━━━━━ Dataset content
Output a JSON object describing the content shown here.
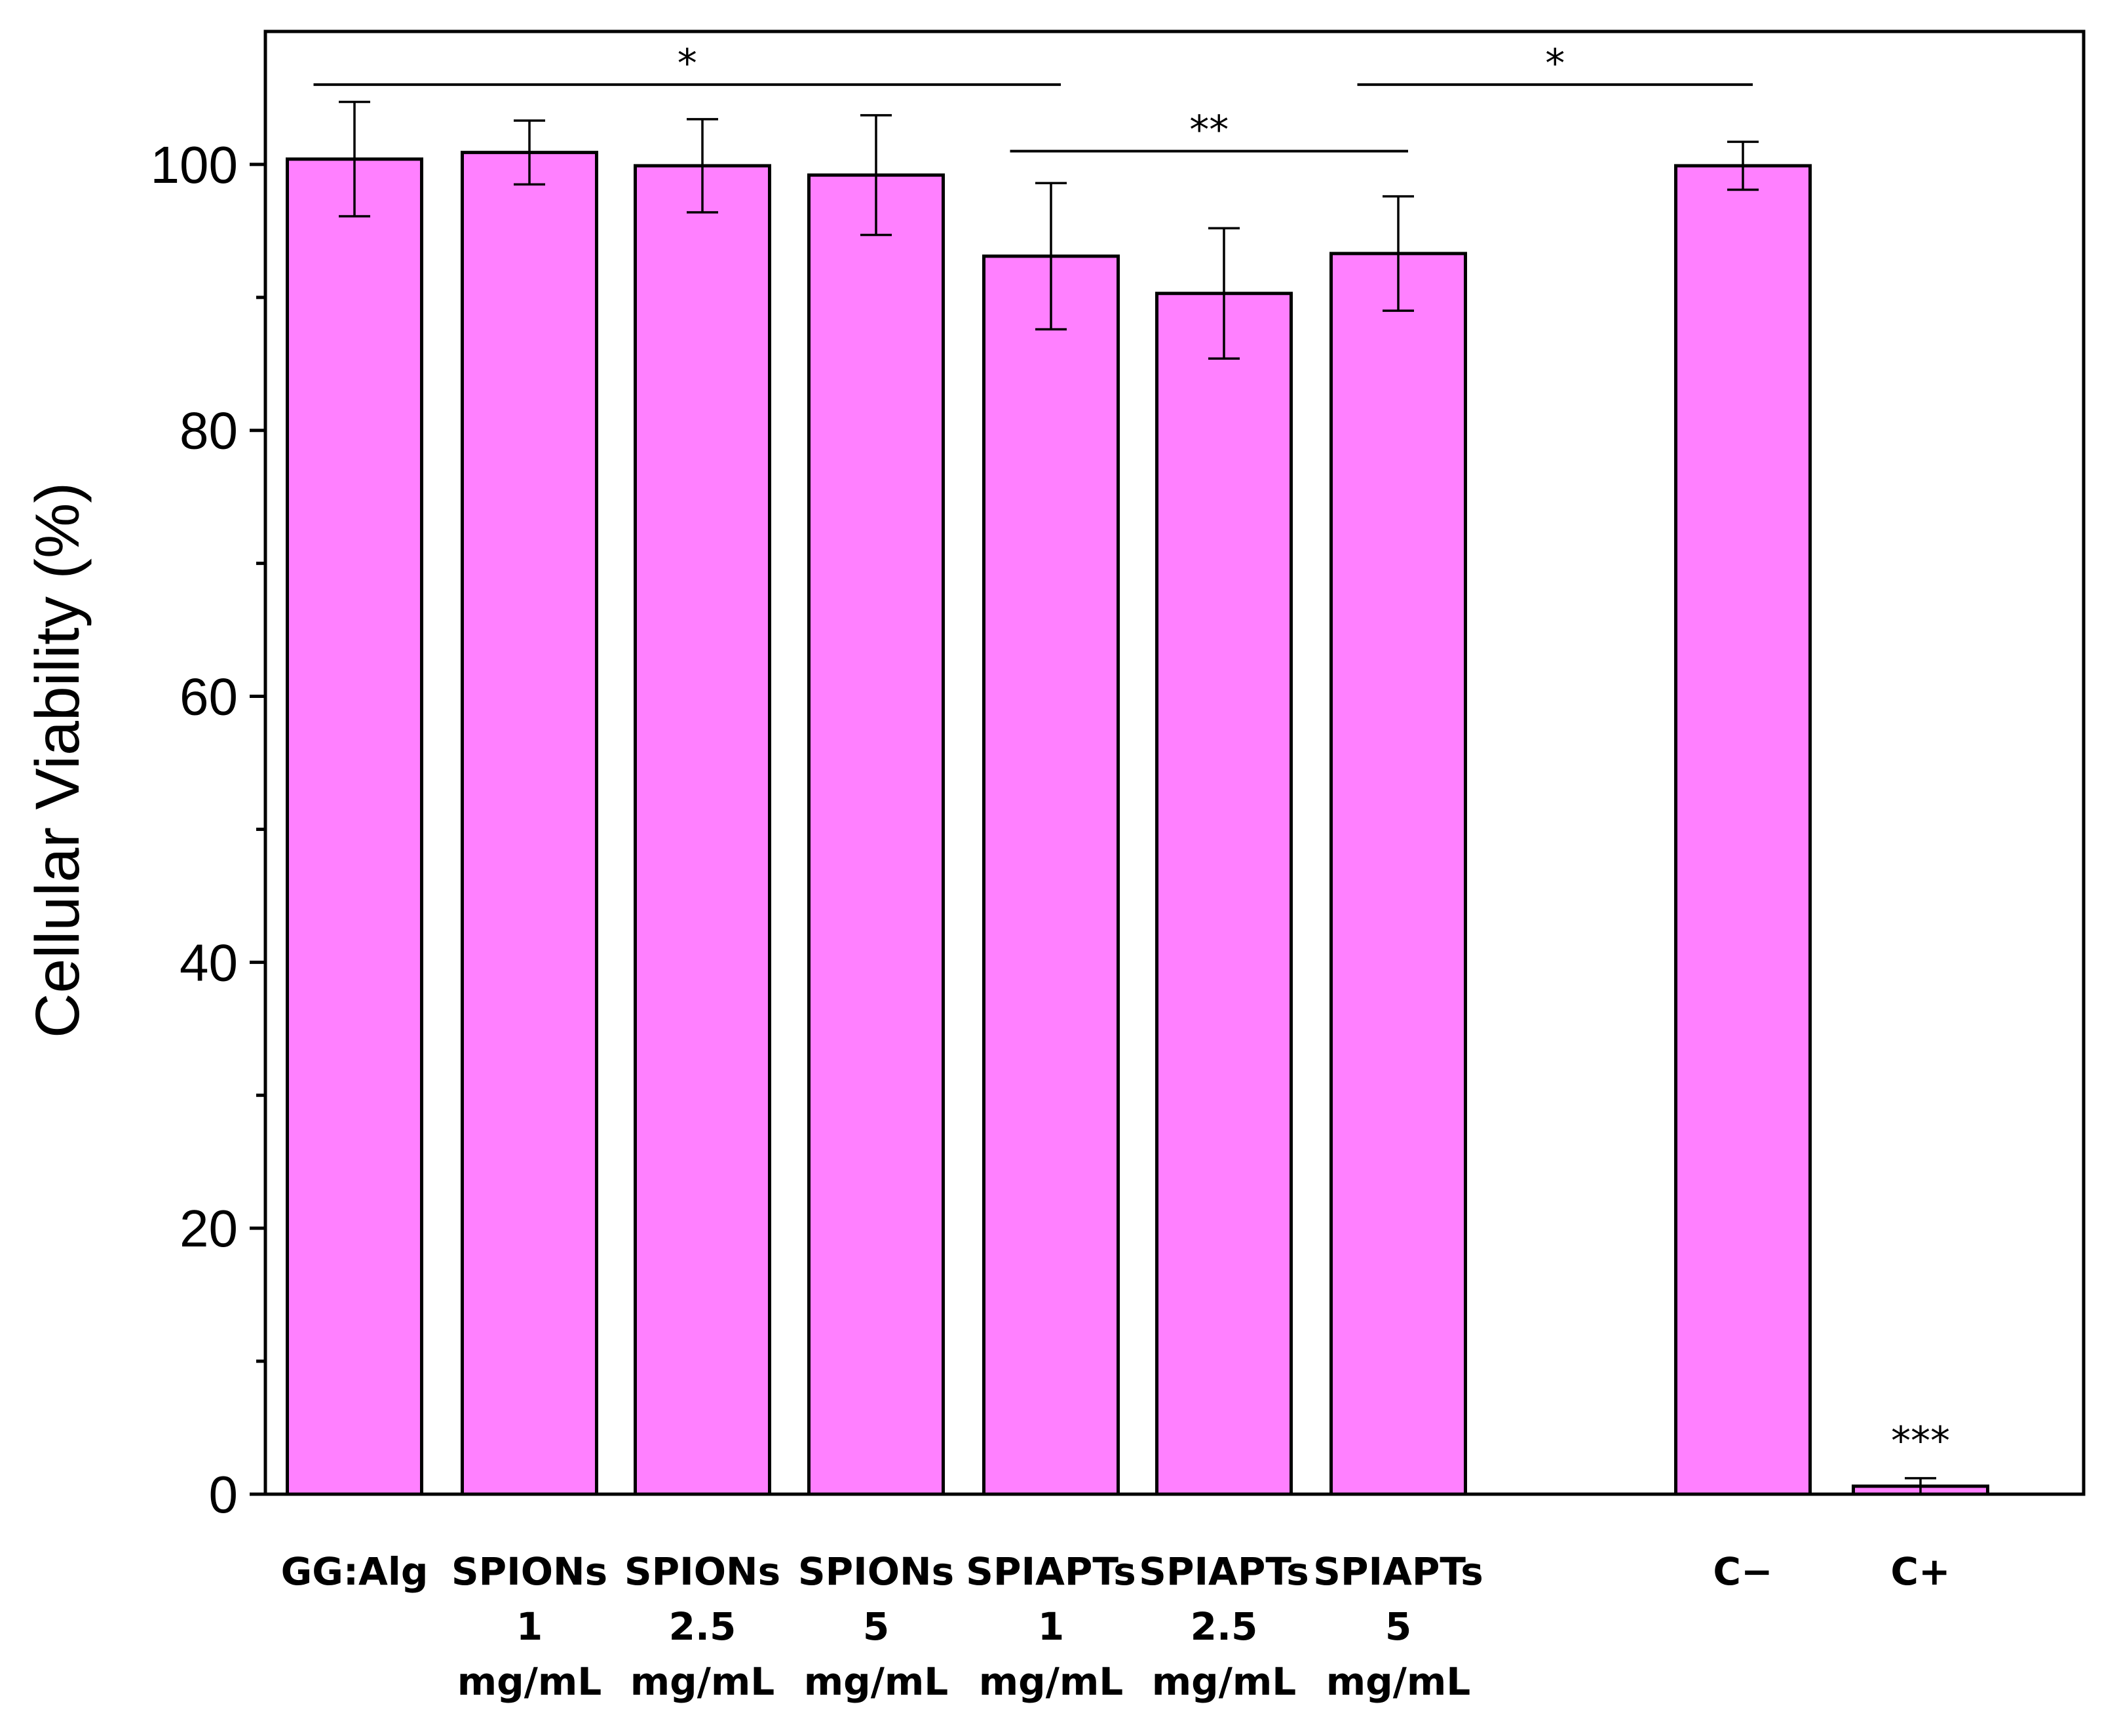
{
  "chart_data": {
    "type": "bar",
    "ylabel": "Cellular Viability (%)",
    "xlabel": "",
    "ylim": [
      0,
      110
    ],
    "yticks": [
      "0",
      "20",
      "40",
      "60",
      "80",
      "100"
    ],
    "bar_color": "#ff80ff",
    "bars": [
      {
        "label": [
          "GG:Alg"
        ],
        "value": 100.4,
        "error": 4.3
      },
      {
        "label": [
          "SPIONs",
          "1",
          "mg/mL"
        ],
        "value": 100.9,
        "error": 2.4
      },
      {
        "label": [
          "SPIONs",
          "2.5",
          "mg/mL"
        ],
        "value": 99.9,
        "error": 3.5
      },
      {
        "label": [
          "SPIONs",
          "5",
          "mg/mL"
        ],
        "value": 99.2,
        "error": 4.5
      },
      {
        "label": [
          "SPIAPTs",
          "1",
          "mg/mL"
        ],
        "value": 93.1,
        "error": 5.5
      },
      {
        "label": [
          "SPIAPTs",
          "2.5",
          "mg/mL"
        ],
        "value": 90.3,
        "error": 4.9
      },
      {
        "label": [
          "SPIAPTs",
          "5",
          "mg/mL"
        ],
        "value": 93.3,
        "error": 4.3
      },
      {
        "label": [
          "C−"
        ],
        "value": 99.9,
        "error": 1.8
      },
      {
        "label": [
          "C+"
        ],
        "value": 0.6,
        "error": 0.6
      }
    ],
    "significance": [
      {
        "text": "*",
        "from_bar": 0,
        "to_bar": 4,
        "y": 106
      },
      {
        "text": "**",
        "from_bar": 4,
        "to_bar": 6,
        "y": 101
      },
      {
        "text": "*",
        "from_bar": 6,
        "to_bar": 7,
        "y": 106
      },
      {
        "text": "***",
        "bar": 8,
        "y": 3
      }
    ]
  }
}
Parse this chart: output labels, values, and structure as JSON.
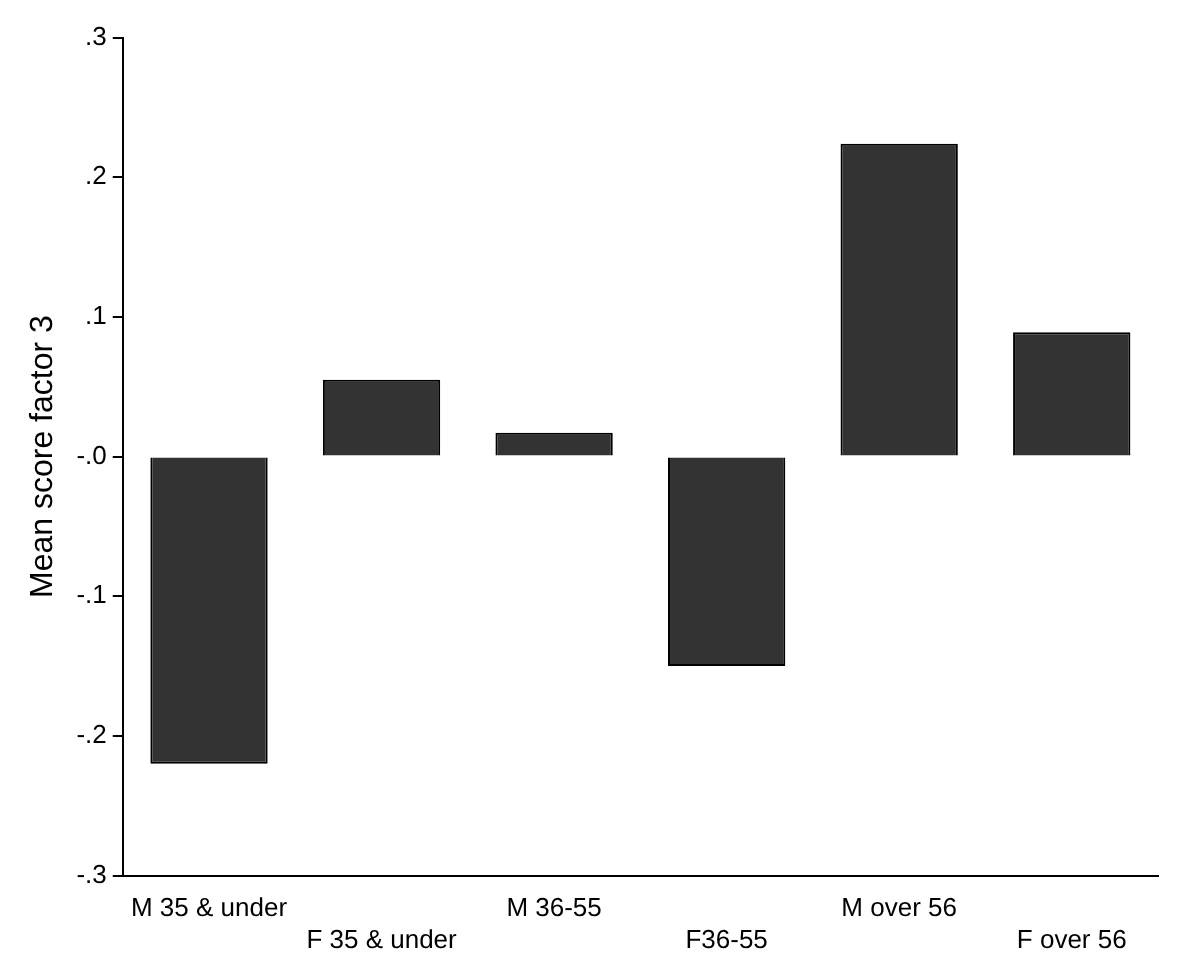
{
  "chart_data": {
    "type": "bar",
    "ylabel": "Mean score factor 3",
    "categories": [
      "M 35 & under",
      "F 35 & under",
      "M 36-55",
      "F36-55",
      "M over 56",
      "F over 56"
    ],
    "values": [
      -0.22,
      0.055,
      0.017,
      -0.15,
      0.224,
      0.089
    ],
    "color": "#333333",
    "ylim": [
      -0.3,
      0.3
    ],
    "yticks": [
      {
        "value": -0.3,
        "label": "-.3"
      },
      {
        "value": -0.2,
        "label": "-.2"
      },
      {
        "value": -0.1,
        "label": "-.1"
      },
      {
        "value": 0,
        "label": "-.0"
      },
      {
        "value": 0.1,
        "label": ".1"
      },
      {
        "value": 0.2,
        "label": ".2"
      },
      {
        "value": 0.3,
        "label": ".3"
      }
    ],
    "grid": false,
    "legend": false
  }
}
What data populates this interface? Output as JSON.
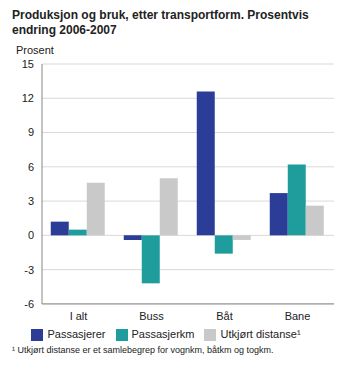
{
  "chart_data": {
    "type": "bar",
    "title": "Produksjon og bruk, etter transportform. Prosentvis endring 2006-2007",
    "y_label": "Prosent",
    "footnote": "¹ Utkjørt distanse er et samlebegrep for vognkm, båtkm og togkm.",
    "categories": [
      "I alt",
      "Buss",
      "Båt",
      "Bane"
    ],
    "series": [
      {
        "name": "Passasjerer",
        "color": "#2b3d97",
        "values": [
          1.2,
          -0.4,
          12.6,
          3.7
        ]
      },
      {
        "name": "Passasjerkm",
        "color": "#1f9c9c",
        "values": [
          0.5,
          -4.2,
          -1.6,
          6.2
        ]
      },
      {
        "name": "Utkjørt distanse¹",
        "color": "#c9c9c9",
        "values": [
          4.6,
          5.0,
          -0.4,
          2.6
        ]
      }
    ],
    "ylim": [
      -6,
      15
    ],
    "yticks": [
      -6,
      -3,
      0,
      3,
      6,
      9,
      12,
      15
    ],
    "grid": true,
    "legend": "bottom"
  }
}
━━━━━━━━━━
▶ **Problem description**: Copy the final portion of the records: every line from the one containing "What data populates" through the last, word for word, without pictures.

▶ **Written answer**:
What data populates this interface? Output as JSON.
{
  "chart_data": {
    "type": "bar",
    "title": "Produksjon og bruk, etter transportform. Prosentvis endring 2006-2007",
    "y_label": "Prosent",
    "footnote": "¹ Utkjørt distanse er et samlebegrep for vognkm, båtkm og togkm.",
    "categories": [
      "I alt",
      "Buss",
      "Båt",
      "Bane"
    ],
    "series": [
      {
        "name": "Passasjerer",
        "color": "#2b3d97",
        "values": [
          1.2,
          -0.4,
          12.6,
          3.7
        ]
      },
      {
        "name": "Passasjerkm",
        "color": "#1f9c9c",
        "values": [
          0.5,
          -4.2,
          -1.6,
          6.2
        ]
      },
      {
        "name": "Utkjørt distanse¹",
        "color": "#c9c9c9",
        "values": [
          4.6,
          5.0,
          -0.4,
          2.6
        ]
      }
    ],
    "ylim": [
      -6,
      15
    ],
    "yticks": [
      -6,
      -3,
      0,
      3,
      6,
      9,
      12,
      15
    ],
    "grid": true,
    "legend": "bottom"
  }
}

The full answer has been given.